## What the task asks
Each entry below must be repeated exactly, with pictures left out.

## Given records
^^^^
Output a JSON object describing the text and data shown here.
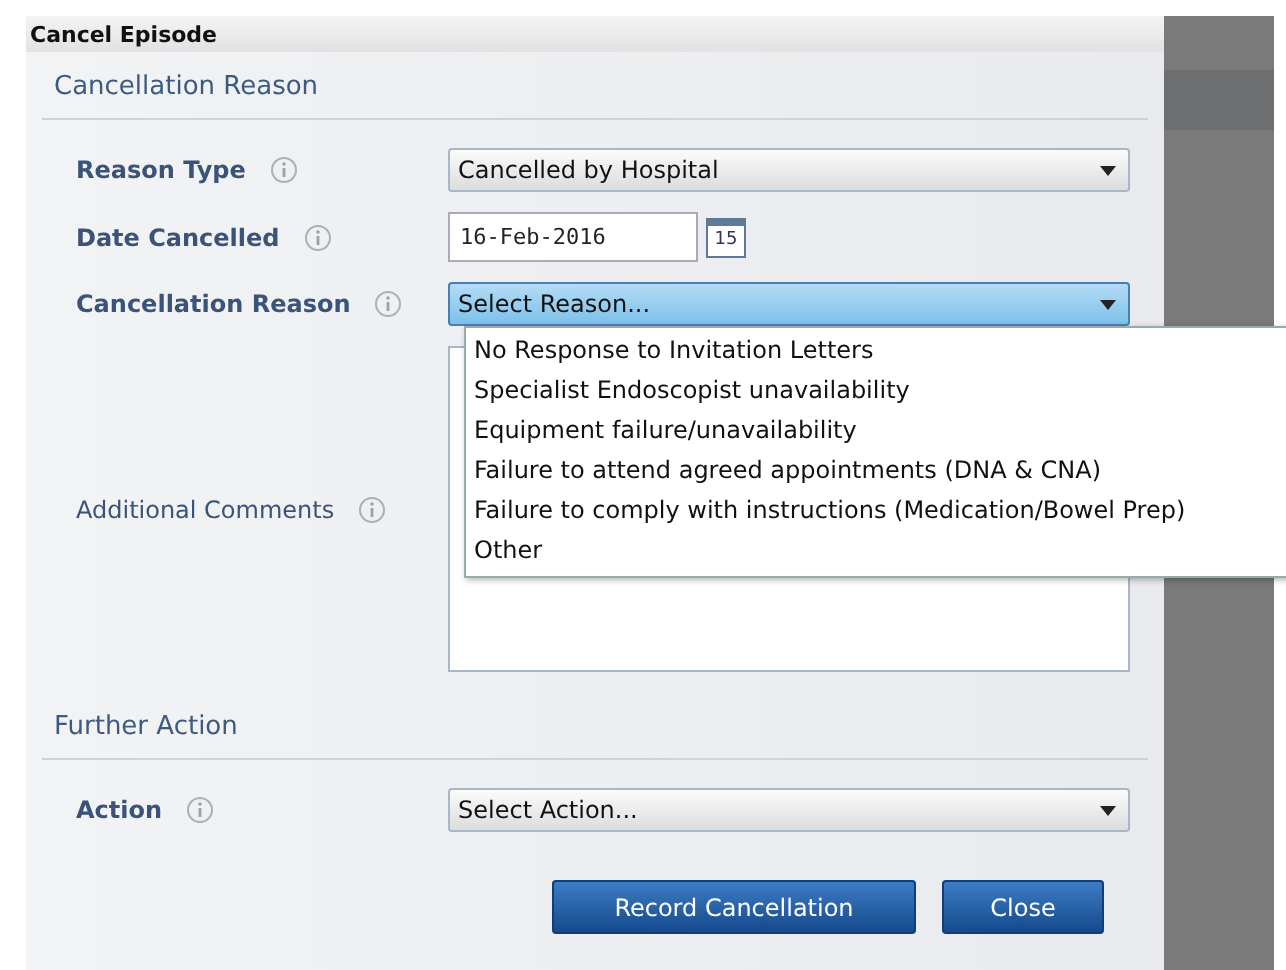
{
  "dialog": {
    "title": "Cancel Episode"
  },
  "sections": [
    {
      "heading": "Cancellation Reason",
      "fields": [
        {
          "kind": "select",
          "label": "Reason Type",
          "value": "Cancelled by Hospital",
          "expanded": false
        },
        {
          "kind": "date",
          "label": "Date Cancelled",
          "value": "16-Feb-2016",
          "calendar_day": "15"
        },
        {
          "kind": "select",
          "label": "Cancellation Reason",
          "value": "Select Reason...",
          "expanded": true,
          "options": [
            "No Response to Invitation Letters",
            "Specialist Endoscopist unavailability",
            "Equipment failure/unavailability",
            "Failure to attend agreed appointments (DNA & CNA)",
            "Failure to comply with instructions (Medication/Bowel Prep)",
            "Other"
          ]
        },
        {
          "kind": "textarea",
          "label": "Additional Comments"
        }
      ]
    },
    {
      "heading": "Further Action",
      "fields": [
        {
          "kind": "select",
          "label": "Action",
          "value": "Select Action...",
          "expanded": false
        }
      ]
    }
  ],
  "buttons": [
    "Record Cancellation",
    "Close"
  ]
}
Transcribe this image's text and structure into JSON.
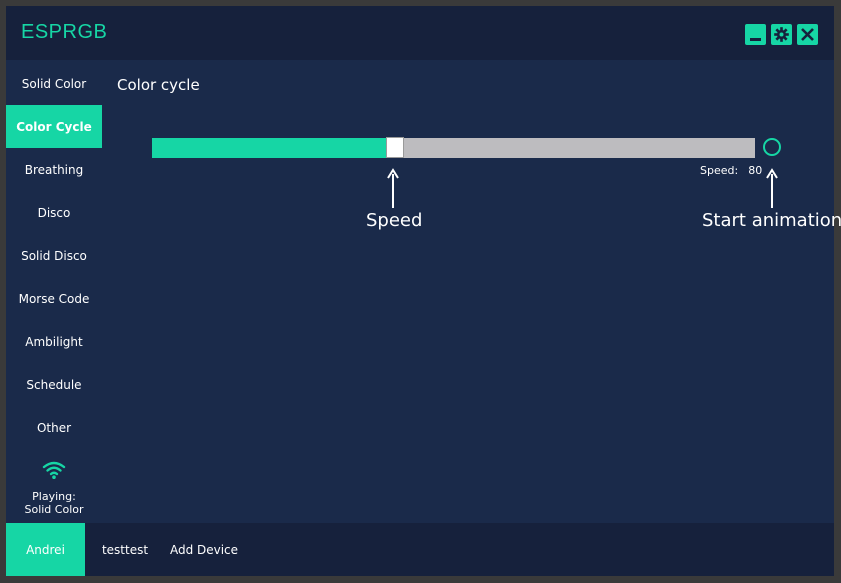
{
  "app": {
    "title": "ESPRGB"
  },
  "window_controls": {
    "minimize_icon": "minimize-icon",
    "settings_icon": "gear-icon",
    "close_icon": "close-icon"
  },
  "sidebar": {
    "items": [
      {
        "label": "Solid Color",
        "active": false
      },
      {
        "label": "Color Cycle",
        "active": true
      },
      {
        "label": "Breathing",
        "active": false
      },
      {
        "label": "Disco",
        "active": false
      },
      {
        "label": "Solid Disco",
        "active": false
      },
      {
        "label": "Morse Code",
        "active": false
      },
      {
        "label": "Ambilight",
        "active": false
      },
      {
        "label": "Schedule",
        "active": false
      },
      {
        "label": "Other",
        "active": false
      }
    ],
    "status_icon": "wifi-icon",
    "playing_label": "Playing:",
    "playing_value": "Solid Color"
  },
  "main": {
    "title": "Color cycle",
    "speed_slider": {
      "value": 80,
      "min": 0,
      "max": 200
    },
    "speed_label": "Speed:",
    "speed_value": "80",
    "start_button_icon": "circle-icon"
  },
  "annotations": {
    "speed": "Speed",
    "start": "Start animation"
  },
  "users": {
    "tabs": [
      {
        "label": "Andrei",
        "active": true
      },
      {
        "label": "testtest",
        "active": false
      },
      {
        "label": "Add Device",
        "active": false
      }
    ]
  },
  "colors": {
    "accent": "#16d6a5",
    "background": "#1a2a4a",
    "bar": "#16213c",
    "track": "#bdbcbf"
  }
}
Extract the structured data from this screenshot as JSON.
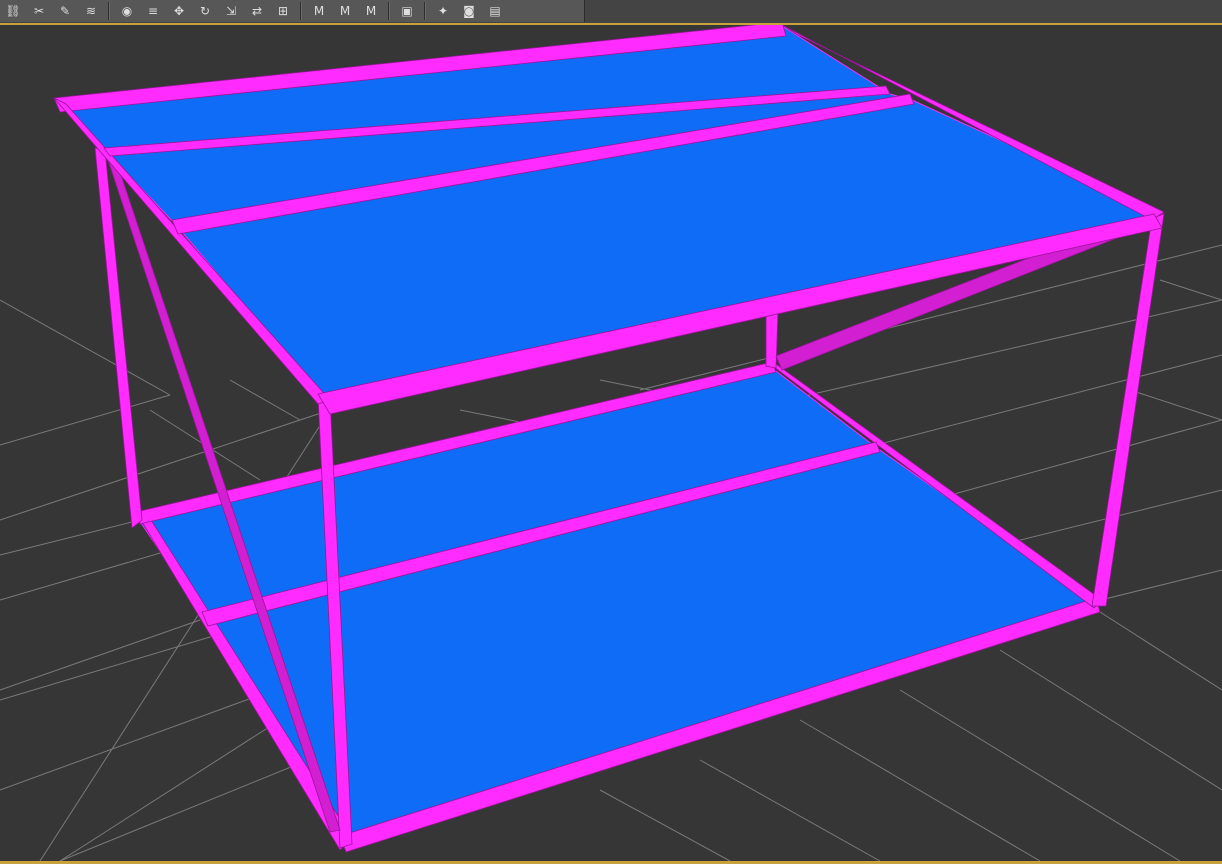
{
  "toolbar": {
    "buttons": [
      {
        "icon": "link-icon",
        "glyph": "⛓"
      },
      {
        "icon": "unlink-icon",
        "glyph": "✂"
      },
      {
        "icon": "bind-icon",
        "glyph": "✎"
      },
      {
        "icon": "wave-icon",
        "glyph": "≋"
      },
      {
        "icon": "select-object-icon",
        "glyph": "◉"
      },
      {
        "icon": "select-by-name-icon",
        "glyph": "≡"
      },
      {
        "icon": "move-icon",
        "glyph": "✥"
      },
      {
        "icon": "rotate-icon",
        "glyph": "↻"
      },
      {
        "icon": "scale-icon",
        "glyph": "⇲"
      },
      {
        "icon": "mirror-icon",
        "glyph": "⇄"
      },
      {
        "icon": "align-icon",
        "glyph": "⊞"
      },
      {
        "icon": "material-editor-icon",
        "glyph": "M"
      },
      {
        "icon": "material-map-icon",
        "glyph": "M"
      },
      {
        "icon": "render-setup-icon",
        "glyph": "M"
      },
      {
        "icon": "rendered-frame-icon",
        "glyph": "▣"
      },
      {
        "icon": "render-production-icon",
        "glyph": "✦"
      },
      {
        "icon": "render-camera-icon",
        "glyph": "◙"
      },
      {
        "icon": "render-film-icon",
        "glyph": "▤"
      }
    ]
  },
  "viewport": {
    "background_color": "#363636",
    "grid_color": "#7a7a7a",
    "frame_color": "#ff2bff",
    "frame_edge_color": "#9a149a",
    "panel_color": "#0f6cf6",
    "accent_color": "#c8a23a"
  }
}
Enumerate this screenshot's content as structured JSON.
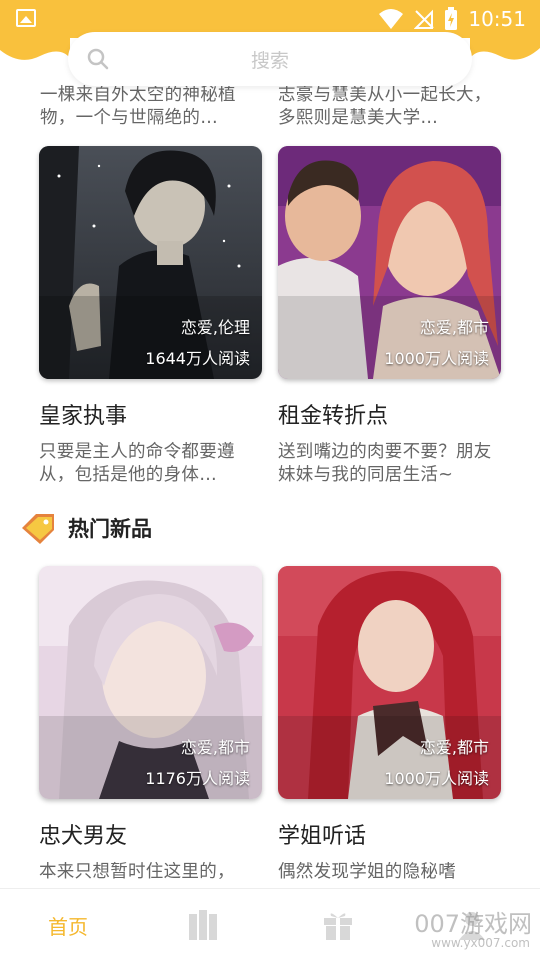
{
  "status_bar": {
    "time": "10:51"
  },
  "search": {
    "placeholder": "搜索"
  },
  "top_row": [
    {
      "desc": "一棵来自外太空的神秘植物，一个与世隔绝的…"
    },
    {
      "desc": "志豪与慧美从小一起长大，多熙则是慧美大学…"
    }
  ],
  "recommend_cards": [
    {
      "title": "皇家执事",
      "tags": "恋爱,伦理",
      "reads": "1644万人阅读",
      "desc": "只要是主人的命令都要遵从，包括是他的身体…"
    },
    {
      "title": "租金转折点",
      "tags": "恋爱,都市",
      "reads": "1000万人阅读",
      "desc": "送到嘴边的肉要不要？朋友妹妹与我的同居生活~"
    }
  ],
  "hot_section": {
    "title": "热门新品",
    "cards": [
      {
        "title": "忠犬男友",
        "tags": "恋爱,都市",
        "reads": "1176万人阅读",
        "desc": "本来只想暂时住这里的，"
      },
      {
        "title": "学姐听话",
        "tags": "恋爱,都市",
        "reads": "1000万人阅读",
        "desc": "偶然发现学姐的隐秘嗜"
      }
    ]
  },
  "bottom_nav": {
    "home": "首页"
  },
  "watermark": {
    "text": "007游戏网",
    "sub": "www.yx007.com"
  },
  "colors": {
    "accent": "#f9c13d",
    "nav_active": "#f5b82e"
  }
}
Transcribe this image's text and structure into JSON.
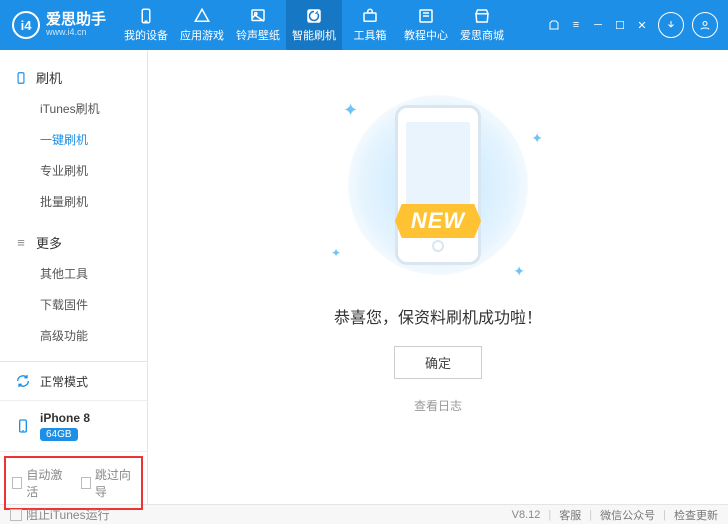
{
  "brand": {
    "badge": "i4",
    "title": "爱思助手",
    "subtitle": "www.i4.cn"
  },
  "topnav": {
    "items": [
      {
        "key": "devices",
        "label": "我的设备"
      },
      {
        "key": "apps",
        "label": "应用游戏"
      },
      {
        "key": "ringtones",
        "label": "铃声壁纸"
      },
      {
        "key": "flash",
        "label": "智能刷机",
        "active": true
      },
      {
        "key": "toolbox",
        "label": "工具箱"
      },
      {
        "key": "tutorials",
        "label": "教程中心"
      },
      {
        "key": "store",
        "label": "爱思商城"
      }
    ]
  },
  "sidebar": {
    "group1": {
      "title": "刷机",
      "items": [
        {
          "label": "iTunes刷机"
        },
        {
          "label": "一键刷机",
          "active": true
        },
        {
          "label": "专业刷机"
        },
        {
          "label": "批量刷机"
        }
      ]
    },
    "group2": {
      "title": "更多",
      "items": [
        {
          "label": "其他工具"
        },
        {
          "label": "下载固件"
        },
        {
          "label": "高级功能"
        }
      ]
    },
    "mode_label": "正常模式",
    "device": {
      "name": "iPhone 8",
      "storage": "64GB"
    },
    "checks": {
      "auto_activate": "自动激活",
      "skip_wizard": "跳过向导"
    }
  },
  "content": {
    "ribbon": "NEW",
    "message": "恭喜您，保资料刷机成功啦！",
    "ok": "确定",
    "view_log": "查看日志"
  },
  "footer": {
    "block_itunes": "阻止iTunes运行",
    "version": "V8.12",
    "links": {
      "support": "客服",
      "wechat": "微信公众号",
      "update": "检查更新"
    }
  }
}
^^^^
## The solution
Output a JSON object describing the text and data shown here.
{
  "dialog": {
    "title": "Cancel Episode"
  },
  "sections": [
    {
      "heading": "Cancellation Reason",
      "fields": [
        {
          "kind": "select",
          "label": "Reason Type",
          "value": "Cancelled by Hospital",
          "expanded": false
        },
        {
          "kind": "date",
          "label": "Date Cancelled",
          "value": "16-Feb-2016",
          "calendar_day": "15"
        },
        {
          "kind": "select",
          "label": "Cancellation Reason",
          "value": "Select Reason...",
          "expanded": true,
          "options": [
            "No Response to Invitation Letters",
            "Specialist Endoscopist unavailability",
            "Equipment failure/unavailability",
            "Failure to attend agreed appointments (DNA & CNA)",
            "Failure to comply with instructions (Medication/Bowel Prep)",
            "Other"
          ]
        },
        {
          "kind": "textarea",
          "label": "Additional Comments"
        }
      ]
    },
    {
      "heading": "Further Action",
      "fields": [
        {
          "kind": "select",
          "label": "Action",
          "value": "Select Action...",
          "expanded": false
        }
      ]
    }
  ],
  "buttons": [
    "Record Cancellation",
    "Close"
  ]
}
Transcribe this image's text and structure into JSON.
{
  "app": {
    "title": "ESPRGB"
  },
  "window_controls": {
    "minimize_icon": "minimize-icon",
    "settings_icon": "gear-icon",
    "close_icon": "close-icon"
  },
  "sidebar": {
    "items": [
      {
        "label": "Solid Color",
        "active": false
      },
      {
        "label": "Color Cycle",
        "active": true
      },
      {
        "label": "Breathing",
        "active": false
      },
      {
        "label": "Disco",
        "active": false
      },
      {
        "label": "Solid Disco",
        "active": false
      },
      {
        "label": "Morse Code",
        "active": false
      },
      {
        "label": "Ambilight",
        "active": false
      },
      {
        "label": "Schedule",
        "active": false
      },
      {
        "label": "Other",
        "active": false
      }
    ],
    "status_icon": "wifi-icon",
    "playing_label": "Playing:",
    "playing_value": "Solid Color"
  },
  "main": {
    "title": "Color cycle",
    "speed_slider": {
      "value": 80,
      "min": 0,
      "max": 200
    },
    "speed_label": "Speed:",
    "speed_value": "80",
    "start_button_icon": "circle-icon"
  },
  "annotations": {
    "speed": "Speed",
    "start": "Start animation"
  },
  "users": {
    "tabs": [
      {
        "label": "Andrei",
        "active": true
      },
      {
        "label": "testtest",
        "active": false
      },
      {
        "label": "Add Device",
        "active": false
      }
    ]
  },
  "colors": {
    "accent": "#16d6a5",
    "background": "#1a2a4a",
    "bar": "#16213c",
    "track": "#bdbcbf"
  }
}
Extract the structured data from this screenshot as JSON.
{
  "toolbar": {
    "buttons": [
      {
        "icon": "link-icon",
        "glyph": "⛓"
      },
      {
        "icon": "unlink-icon",
        "glyph": "✂"
      },
      {
        "icon": "bind-icon",
        "glyph": "✎"
      },
      {
        "icon": "wave-icon",
        "glyph": "≋"
      },
      {
        "icon": "select-object-icon",
        "glyph": "◉"
      },
      {
        "icon": "select-by-name-icon",
        "glyph": "≡"
      },
      {
        "icon": "move-icon",
        "glyph": "✥"
      },
      {
        "icon": "rotate-icon",
        "glyph": "↻"
      },
      {
        "icon": "scale-icon",
        "glyph": "⇲"
      },
      {
        "icon": "mirror-icon",
        "glyph": "⇄"
      },
      {
        "icon": "align-icon",
        "glyph": "⊞"
      },
      {
        "icon": "material-editor-icon",
        "glyph": "M"
      },
      {
        "icon": "material-map-icon",
        "glyph": "M"
      },
      {
        "icon": "render-setup-icon",
        "glyph": "M"
      },
      {
        "icon": "rendered-frame-icon",
        "glyph": "▣"
      },
      {
        "icon": "render-production-icon",
        "glyph": "✦"
      },
      {
        "icon": "render-camera-icon",
        "glyph": "◙"
      },
      {
        "icon": "render-film-icon",
        "glyph": "▤"
      }
    ]
  },
  "viewport": {
    "background_color": "#363636",
    "grid_color": "#7a7a7a",
    "frame_color": "#ff2bff",
    "frame_edge_color": "#9a149a",
    "panel_color": "#0f6cf6",
    "accent_color": "#c8a23a"
  }
}
Enumerate this screenshot's content as structured JSON.
{
  "status_bar": {
    "time": "10:51"
  },
  "search": {
    "placeholder": "搜索"
  },
  "top_row": [
    {
      "desc": "一棵来自外太空的神秘植物，一个与世隔绝的…"
    },
    {
      "desc": "志豪与慧美从小一起长大，多熙则是慧美大学…"
    }
  ],
  "recommend_cards": [
    {
      "title": "皇家执事",
      "tags": "恋爱,伦理",
      "reads": "1644万人阅读",
      "desc": "只要是主人的命令都要遵从，包括是他的身体…"
    },
    {
      "title": "租金转折点",
      "tags": "恋爱,都市",
      "reads": "1000万人阅读",
      "desc": "送到嘴边的肉要不要？朋友妹妹与我的同居生活~"
    }
  ],
  "hot_section": {
    "title": "热门新品",
    "cards": [
      {
        "title": "忠犬男友",
        "tags": "恋爱,都市",
        "reads": "1176万人阅读",
        "desc": "本来只想暂时住这里的，"
      },
      {
        "title": "学姐听话",
        "tags": "恋爱,都市",
        "reads": "1000万人阅读",
        "desc": "偶然发现学姐的隐秘嗜"
      }
    ]
  },
  "bottom_nav": {
    "home": "首页"
  },
  "watermark": {
    "text": "007游戏网",
    "sub": "www.yx007.com"
  },
  "colors": {
    "accent": "#f9c13d",
    "nav_active": "#f5b82e"
  }
}
Transcribe this image's text and structure into JSON.
{
  "brand": {
    "badge": "i4",
    "title": "爱思助手",
    "subtitle": "www.i4.cn"
  },
  "topnav": {
    "items": [
      {
        "key": "devices",
        "label": "我的设备"
      },
      {
        "key": "apps",
        "label": "应用游戏"
      },
      {
        "key": "ringtones",
        "label": "铃声壁纸"
      },
      {
        "key": "flash",
        "label": "智能刷机",
        "active": true
      },
      {
        "key": "toolbox",
        "label": "工具箱"
      },
      {
        "key": "tutorials",
        "label": "教程中心"
      },
      {
        "key": "store",
        "label": "爱思商城"
      }
    ]
  },
  "sidebar": {
    "group1": {
      "title": "刷机",
      "items": [
        {
          "label": "iTunes刷机"
        },
        {
          "label": "一键刷机",
          "active": true
        },
        {
          "label": "专业刷机"
        },
        {
          "label": "批量刷机"
        }
      ]
    },
    "group2": {
      "title": "更多",
      "items": [
        {
          "label": "其他工具"
        },
        {
          "label": "下载固件"
        },
        {
          "label": "高级功能"
        }
      ]
    },
    "mode_label": "正常模式",
    "device": {
      "name": "iPhone 8",
      "storage": "64GB"
    },
    "checks": {
      "auto_activate": "自动激活",
      "skip_wizard": "跳过向导"
    }
  },
  "content": {
    "ribbon": "NEW",
    "message": "恭喜您，保资料刷机成功啦！",
    "ok": "确定",
    "view_log": "查看日志"
  },
  "footer": {
    "block_itunes": "阻止iTunes运行",
    "version": "V8.12",
    "links": {
      "support": "客服",
      "wechat": "微信公众号",
      "update": "检查更新"
    }
  }
}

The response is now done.